*Written problem a*: In the broadband modeling notebook, what correlation threshold do the variables in the high_corr list meet?

## Imports, Reading Data, Setting up tests

In [1]:
import pandas as pd
import numpy as np

from sklearn.ensemble import RandomForestRegressor
import sklearn.metrics as metrics

In [2]:
training_data = pd.read_csv('/home/ec2-user/capstone/broadband-capstone/data/broadband_training_2.csv')
test_data = pd.read_csv('/home/ec2-user/capstone/broadband-capstone/data/broadband_test_2.csv')

In [3]:
#These are taken from the PickingVariables notebook

all_broadband_variables = ["pct_internet", 
                           "pct_computer_with_broadband",
                           "pct_internet_broadband_any_type",
                           "pct_internet_none",
                           "pct_internet_cellular",
                           "pct_internet_no_subscrp",
                           "Ookla Median Download Speed (Mbps)",
                           "Ookla Median Upload Speed (Mbps)",
                           "All_Provider_Count_100",
                           "All_Provider_Count_25",
                           "pct_internet_broadband_satellite",
                           "Fixed_Wireless_Provider_Count_25",
                           "pct_internet_broadband_fiber",
                           "Wired_Provider_Count_100",
                           "Wired_Provider_Count_25",
                           "Fixed_Wireless_Provider_Count_100",
                           "Satellite_Provider_Count_100",
                           "Fixed_Wireless_Provider_Count",
                           "MaxAdUp",
                           "All_Provider_Count",
                           "Satellite_Provider_Count_25",
                           "pct_internet_other",
                           "pct_internet_dial_up",
                           "pct_internet_dial_up",
                           "Wired_Provider_Count",
                           "Satellite_Provider_Count"]

#All variables with correlation > 0.3
high_corr = ["pct_internet", 
             "pct_computer_with_broadband",
             "pct_internet_broadband_any_type",
             "pct_internet_none",
             "pct_internet_cellular",
             "pct_internet_no_subscrp"]

#All variables with correlation > 0.1
mid_corr = ["pct_internet", 
            "pct_computer_with_broadband",
            "pct_internet_broadband_any_type",
            "pct_internet_none",
            "pct_internet_cellular",
            "pct_internet_no_subscrp",
            "Ookla Median Download Speed (Mbps)",
            "Ookla Median Upload Speed (Mbps)",
            "All_Provider_Count_100",
            "All_Provider_Count_25"]

small_covariance_med_corr = ['pct_internet',
                             'Ookla Median Download Speed (Mbps)',
                             'All_Provider_Count_100',
                             'All_Provider_Count_25']

## Modeling

### Functions

In [4]:
def regression_results(y_true, y_pred):

    # Regression metrics
    explained_variance=metrics.explained_variance_score(y_true, y_pred)

Entries taken from a collection:
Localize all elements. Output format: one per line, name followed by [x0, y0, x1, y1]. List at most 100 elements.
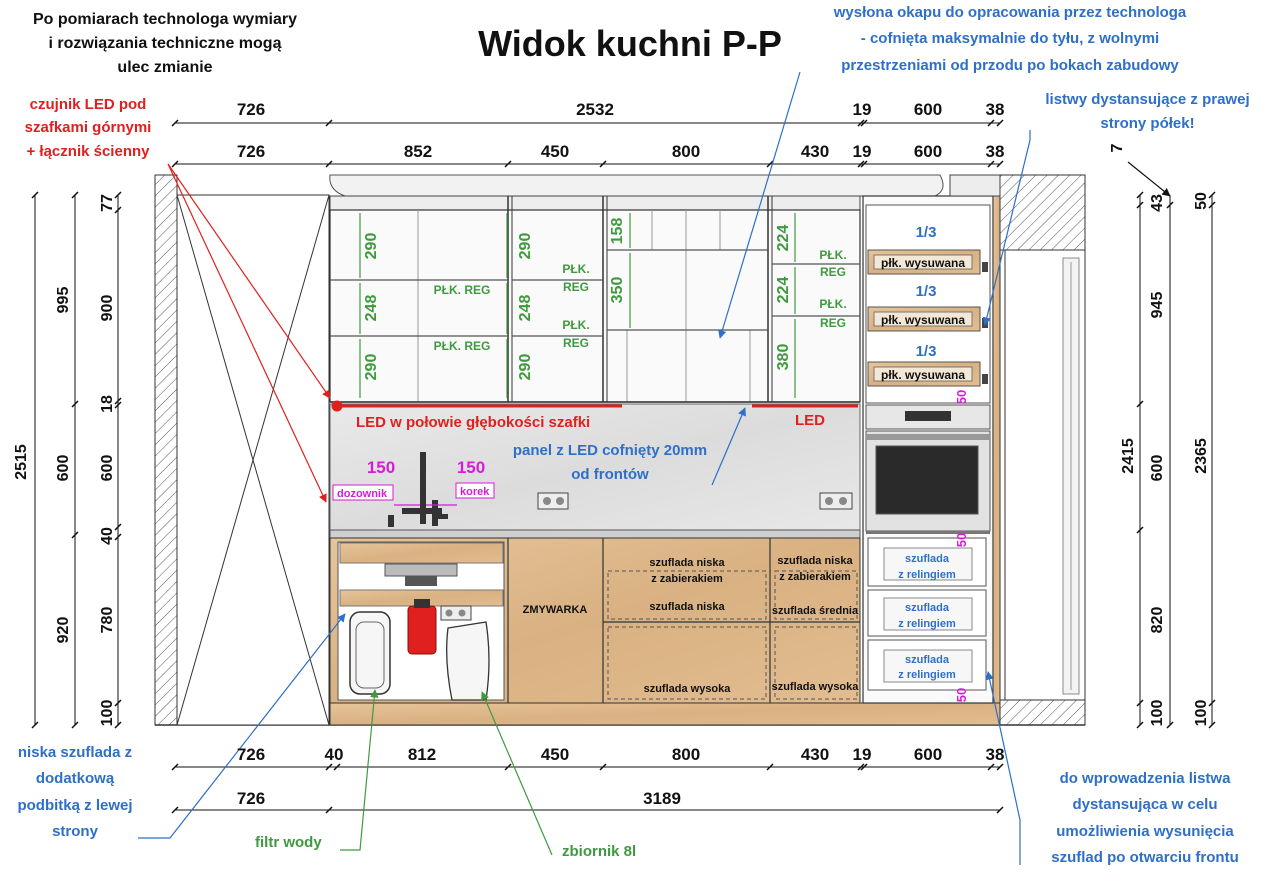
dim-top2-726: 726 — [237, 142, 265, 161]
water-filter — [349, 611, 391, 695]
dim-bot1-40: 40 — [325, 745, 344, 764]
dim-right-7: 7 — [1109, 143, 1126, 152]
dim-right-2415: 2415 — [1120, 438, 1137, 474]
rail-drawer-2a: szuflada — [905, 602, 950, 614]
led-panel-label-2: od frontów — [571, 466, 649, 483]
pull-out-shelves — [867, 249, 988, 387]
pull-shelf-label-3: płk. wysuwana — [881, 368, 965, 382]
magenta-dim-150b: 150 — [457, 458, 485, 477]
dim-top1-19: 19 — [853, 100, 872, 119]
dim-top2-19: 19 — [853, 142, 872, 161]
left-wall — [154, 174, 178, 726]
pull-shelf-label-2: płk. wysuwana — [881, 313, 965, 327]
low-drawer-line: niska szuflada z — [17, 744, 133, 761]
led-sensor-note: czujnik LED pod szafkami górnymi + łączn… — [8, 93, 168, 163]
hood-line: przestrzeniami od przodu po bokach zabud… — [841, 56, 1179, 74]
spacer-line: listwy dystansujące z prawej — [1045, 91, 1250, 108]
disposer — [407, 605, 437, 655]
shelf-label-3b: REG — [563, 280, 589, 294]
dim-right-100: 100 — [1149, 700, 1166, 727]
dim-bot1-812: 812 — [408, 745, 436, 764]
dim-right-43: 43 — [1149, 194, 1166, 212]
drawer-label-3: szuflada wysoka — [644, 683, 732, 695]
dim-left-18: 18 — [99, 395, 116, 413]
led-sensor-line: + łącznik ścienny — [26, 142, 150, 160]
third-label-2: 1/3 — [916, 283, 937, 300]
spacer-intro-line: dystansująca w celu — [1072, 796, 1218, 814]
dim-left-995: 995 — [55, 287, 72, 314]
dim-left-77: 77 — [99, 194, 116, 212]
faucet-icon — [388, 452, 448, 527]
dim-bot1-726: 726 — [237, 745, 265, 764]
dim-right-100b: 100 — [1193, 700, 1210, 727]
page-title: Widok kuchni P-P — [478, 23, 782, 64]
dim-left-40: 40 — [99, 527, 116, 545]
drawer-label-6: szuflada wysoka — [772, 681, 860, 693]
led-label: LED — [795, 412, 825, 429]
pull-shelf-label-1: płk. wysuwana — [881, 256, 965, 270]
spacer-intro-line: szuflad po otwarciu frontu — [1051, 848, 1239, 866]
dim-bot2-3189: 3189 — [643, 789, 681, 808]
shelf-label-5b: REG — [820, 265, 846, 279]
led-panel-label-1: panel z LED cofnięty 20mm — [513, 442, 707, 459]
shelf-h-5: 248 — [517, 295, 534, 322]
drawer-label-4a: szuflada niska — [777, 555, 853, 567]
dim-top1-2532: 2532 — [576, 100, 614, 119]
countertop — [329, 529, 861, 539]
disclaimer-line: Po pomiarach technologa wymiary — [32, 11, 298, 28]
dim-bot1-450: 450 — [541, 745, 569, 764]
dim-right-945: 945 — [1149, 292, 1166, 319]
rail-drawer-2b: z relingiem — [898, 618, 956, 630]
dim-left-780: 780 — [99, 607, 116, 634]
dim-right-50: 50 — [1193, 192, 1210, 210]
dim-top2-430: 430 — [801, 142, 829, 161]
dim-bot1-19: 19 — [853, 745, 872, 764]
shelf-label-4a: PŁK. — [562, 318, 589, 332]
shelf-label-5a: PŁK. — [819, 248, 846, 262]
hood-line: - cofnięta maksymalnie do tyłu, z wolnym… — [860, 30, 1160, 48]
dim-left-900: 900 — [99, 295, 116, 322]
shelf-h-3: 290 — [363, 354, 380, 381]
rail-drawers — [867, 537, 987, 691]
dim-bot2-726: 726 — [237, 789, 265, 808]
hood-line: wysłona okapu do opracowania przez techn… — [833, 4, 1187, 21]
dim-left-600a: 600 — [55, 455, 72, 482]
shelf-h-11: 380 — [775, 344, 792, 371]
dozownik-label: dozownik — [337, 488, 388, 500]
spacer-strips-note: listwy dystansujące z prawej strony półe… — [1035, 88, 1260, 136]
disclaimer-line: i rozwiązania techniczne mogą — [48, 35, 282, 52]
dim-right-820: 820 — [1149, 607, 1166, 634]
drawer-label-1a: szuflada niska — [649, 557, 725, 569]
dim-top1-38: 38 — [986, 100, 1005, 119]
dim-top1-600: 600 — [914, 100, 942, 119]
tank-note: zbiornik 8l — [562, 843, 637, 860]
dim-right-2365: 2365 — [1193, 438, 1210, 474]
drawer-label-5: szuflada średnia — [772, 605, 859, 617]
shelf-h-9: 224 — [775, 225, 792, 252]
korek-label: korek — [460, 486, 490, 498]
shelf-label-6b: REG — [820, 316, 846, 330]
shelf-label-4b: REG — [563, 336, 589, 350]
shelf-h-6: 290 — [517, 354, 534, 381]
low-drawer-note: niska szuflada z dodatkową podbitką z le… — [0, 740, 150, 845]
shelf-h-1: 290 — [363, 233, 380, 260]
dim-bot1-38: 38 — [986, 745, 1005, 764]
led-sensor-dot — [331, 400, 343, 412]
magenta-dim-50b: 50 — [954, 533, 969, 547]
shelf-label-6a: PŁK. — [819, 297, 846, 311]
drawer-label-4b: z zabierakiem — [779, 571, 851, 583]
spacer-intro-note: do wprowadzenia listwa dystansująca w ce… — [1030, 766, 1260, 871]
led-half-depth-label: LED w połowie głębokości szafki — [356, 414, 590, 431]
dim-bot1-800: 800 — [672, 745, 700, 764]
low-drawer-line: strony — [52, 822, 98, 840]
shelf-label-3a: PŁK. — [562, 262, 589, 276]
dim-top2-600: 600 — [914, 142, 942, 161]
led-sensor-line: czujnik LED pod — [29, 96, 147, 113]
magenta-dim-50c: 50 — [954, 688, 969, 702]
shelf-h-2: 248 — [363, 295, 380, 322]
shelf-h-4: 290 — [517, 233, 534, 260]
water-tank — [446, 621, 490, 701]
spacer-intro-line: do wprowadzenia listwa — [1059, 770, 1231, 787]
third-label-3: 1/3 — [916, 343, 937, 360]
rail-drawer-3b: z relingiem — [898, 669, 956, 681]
* * *
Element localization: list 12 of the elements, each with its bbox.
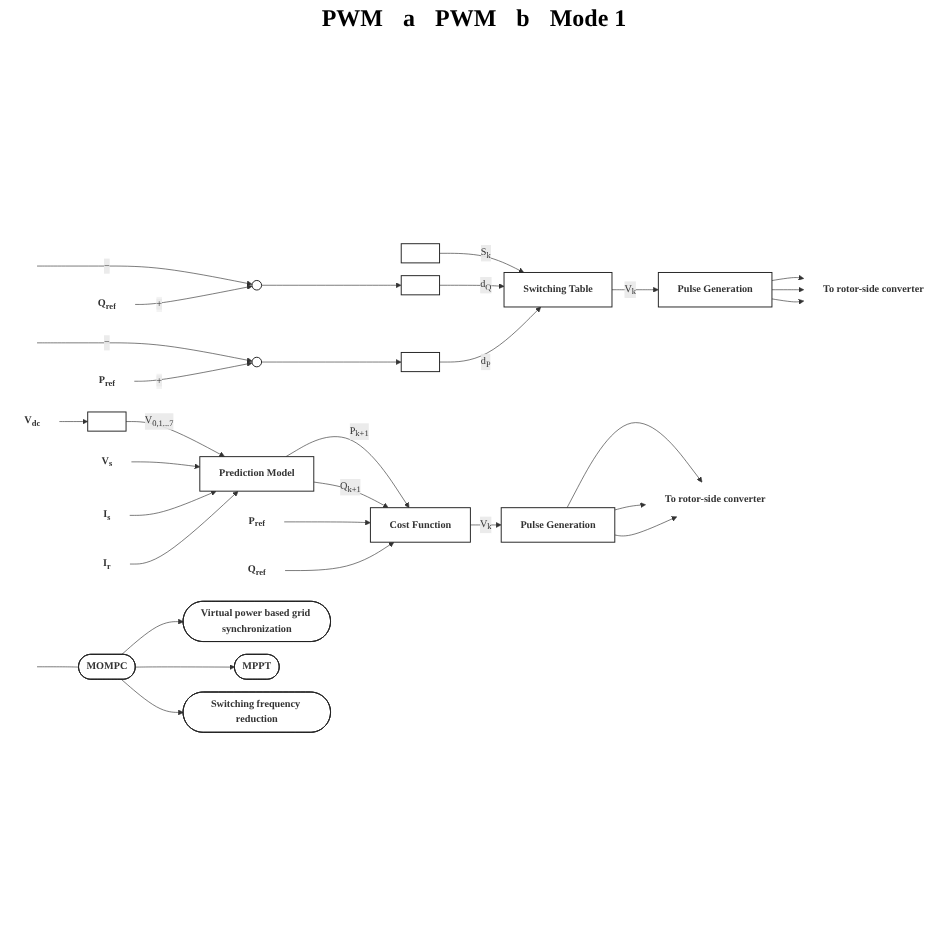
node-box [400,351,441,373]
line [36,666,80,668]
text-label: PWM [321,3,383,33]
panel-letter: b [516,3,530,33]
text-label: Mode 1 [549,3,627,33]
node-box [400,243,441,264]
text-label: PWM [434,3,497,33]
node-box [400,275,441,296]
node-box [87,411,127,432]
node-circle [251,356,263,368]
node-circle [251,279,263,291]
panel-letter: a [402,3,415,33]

*Written problem b*: From the rows, transcribe the lines beginning with the line that contains "Element localization: list" and going on through the line that contains "panel-letter: a [402,3,415,33]". Leave the pictures out.

*Full answer a*: Correlation greater than 0.3.

*Full answer b*:
Element localization: list 12 of the elements, each with its bbox.
node-box [400,351,441,373]
line [36,666,80,668]
text-label: PWM [321,3,383,33]
panel-letter: b [516,3,530,33]
text-label: Mode 1 [549,3,627,33]
node-box [400,243,441,264]
text-label: PWM [434,3,497,33]
node-box [400,275,441,296]
node-box [87,411,127,432]
node-circle [251,356,263,368]
node-circle [251,279,263,291]
panel-letter: a [402,3,415,33]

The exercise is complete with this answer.